[START OF Data supplied]
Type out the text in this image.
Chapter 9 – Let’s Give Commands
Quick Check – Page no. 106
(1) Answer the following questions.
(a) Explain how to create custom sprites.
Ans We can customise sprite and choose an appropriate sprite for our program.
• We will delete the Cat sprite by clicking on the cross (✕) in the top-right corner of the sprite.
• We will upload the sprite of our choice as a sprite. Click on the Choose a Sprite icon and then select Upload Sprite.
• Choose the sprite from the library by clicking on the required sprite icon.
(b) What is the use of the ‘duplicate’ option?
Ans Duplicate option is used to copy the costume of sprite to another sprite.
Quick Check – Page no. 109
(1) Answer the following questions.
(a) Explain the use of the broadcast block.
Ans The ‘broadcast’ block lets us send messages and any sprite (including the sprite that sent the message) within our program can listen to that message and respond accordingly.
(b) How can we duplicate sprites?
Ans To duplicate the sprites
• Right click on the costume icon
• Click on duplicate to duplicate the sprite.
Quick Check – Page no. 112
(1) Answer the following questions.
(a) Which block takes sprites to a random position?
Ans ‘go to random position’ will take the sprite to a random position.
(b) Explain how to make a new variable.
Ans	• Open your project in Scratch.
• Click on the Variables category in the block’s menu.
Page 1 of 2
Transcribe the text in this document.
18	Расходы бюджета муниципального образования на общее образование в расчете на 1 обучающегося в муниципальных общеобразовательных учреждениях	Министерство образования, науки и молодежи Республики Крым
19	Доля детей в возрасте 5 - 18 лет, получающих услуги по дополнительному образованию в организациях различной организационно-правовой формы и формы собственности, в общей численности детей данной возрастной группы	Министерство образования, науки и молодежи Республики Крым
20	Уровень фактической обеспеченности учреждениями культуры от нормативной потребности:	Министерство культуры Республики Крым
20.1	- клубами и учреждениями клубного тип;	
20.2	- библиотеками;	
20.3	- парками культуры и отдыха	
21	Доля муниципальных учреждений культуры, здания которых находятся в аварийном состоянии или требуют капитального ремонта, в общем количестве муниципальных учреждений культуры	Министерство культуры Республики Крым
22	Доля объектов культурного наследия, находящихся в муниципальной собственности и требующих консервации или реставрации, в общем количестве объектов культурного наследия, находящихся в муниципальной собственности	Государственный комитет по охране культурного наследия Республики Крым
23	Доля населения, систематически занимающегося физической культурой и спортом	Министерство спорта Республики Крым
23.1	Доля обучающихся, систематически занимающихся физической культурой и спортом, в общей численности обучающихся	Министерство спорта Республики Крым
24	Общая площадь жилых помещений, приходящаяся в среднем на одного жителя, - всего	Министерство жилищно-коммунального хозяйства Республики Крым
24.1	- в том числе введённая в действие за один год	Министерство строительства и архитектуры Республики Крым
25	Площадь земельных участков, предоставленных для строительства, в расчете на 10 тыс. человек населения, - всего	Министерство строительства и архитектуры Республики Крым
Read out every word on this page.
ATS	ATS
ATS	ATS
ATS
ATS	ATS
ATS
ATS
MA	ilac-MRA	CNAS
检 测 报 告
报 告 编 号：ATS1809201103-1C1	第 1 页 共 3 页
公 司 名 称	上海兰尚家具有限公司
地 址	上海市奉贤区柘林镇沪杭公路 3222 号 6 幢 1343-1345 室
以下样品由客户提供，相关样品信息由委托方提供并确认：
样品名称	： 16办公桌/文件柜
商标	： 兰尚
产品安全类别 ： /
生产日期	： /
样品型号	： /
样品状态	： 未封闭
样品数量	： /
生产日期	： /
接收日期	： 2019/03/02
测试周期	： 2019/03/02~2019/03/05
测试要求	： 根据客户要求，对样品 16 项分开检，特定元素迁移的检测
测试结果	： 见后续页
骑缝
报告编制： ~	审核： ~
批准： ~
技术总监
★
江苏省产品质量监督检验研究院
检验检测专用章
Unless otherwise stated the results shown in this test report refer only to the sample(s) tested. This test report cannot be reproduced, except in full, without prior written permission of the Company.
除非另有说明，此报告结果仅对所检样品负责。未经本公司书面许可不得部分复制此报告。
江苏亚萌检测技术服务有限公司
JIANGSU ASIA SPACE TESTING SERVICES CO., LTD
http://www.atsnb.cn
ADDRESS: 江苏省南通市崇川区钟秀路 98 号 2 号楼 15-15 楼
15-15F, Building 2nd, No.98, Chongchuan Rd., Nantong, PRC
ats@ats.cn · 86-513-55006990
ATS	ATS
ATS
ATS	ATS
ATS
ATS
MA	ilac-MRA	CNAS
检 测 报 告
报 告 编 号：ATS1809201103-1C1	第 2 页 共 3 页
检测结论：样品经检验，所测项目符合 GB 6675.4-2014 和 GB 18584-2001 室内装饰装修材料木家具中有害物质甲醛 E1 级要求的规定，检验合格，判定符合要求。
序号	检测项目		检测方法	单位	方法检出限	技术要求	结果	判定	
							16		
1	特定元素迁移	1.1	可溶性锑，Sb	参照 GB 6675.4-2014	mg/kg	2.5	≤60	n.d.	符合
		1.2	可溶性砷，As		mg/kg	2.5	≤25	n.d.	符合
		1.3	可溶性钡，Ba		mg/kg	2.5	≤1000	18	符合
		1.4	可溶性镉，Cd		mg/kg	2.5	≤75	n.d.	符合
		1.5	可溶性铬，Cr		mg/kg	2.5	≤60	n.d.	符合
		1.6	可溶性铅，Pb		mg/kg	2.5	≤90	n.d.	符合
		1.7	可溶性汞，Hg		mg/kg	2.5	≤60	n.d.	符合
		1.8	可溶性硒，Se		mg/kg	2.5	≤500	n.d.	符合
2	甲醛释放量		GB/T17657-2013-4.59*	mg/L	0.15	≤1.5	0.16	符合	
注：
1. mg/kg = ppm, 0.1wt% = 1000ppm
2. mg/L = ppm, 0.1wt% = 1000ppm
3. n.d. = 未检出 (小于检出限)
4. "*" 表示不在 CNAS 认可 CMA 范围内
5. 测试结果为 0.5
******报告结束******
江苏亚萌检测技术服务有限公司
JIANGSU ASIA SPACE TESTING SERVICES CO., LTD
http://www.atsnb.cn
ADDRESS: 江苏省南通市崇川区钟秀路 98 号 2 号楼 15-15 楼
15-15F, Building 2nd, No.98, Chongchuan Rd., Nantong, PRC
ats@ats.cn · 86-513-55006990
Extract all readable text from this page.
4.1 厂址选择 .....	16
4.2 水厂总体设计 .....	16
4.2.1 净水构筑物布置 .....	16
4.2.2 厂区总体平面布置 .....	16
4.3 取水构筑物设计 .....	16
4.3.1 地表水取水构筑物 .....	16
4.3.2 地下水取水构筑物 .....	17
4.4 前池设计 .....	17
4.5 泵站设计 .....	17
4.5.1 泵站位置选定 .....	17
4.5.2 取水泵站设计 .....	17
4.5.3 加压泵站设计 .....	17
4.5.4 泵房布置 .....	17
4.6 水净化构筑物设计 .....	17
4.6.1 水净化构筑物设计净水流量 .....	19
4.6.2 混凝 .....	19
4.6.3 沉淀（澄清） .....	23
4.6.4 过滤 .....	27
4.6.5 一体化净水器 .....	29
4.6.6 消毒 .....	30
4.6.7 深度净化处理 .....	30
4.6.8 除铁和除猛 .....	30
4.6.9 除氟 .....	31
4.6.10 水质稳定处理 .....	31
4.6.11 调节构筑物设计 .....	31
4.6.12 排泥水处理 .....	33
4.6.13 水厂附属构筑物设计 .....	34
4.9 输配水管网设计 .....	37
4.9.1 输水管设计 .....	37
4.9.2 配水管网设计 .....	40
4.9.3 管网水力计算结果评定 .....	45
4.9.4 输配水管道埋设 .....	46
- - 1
[END OF Data supplied]
- What the exercise asks: Gather every line from the listing above in which the word "молодежи" appears.

- Output below:
18	Расходы бюджета муниципального образования на общее образование в расчете на 1 обучающегося в муниципальных общеобразовательных учреждениях	Министерство образования, науки и молодежи Республики Крым
19	Доля детей в возрасте 5 - 18 лет, получающих услуги по дополнительному образованию в организациях различной организационно-правовой формы и формы собственности, в общей численности детей данной возрастной группы	Министерство образования, науки и молодежи Республики Крым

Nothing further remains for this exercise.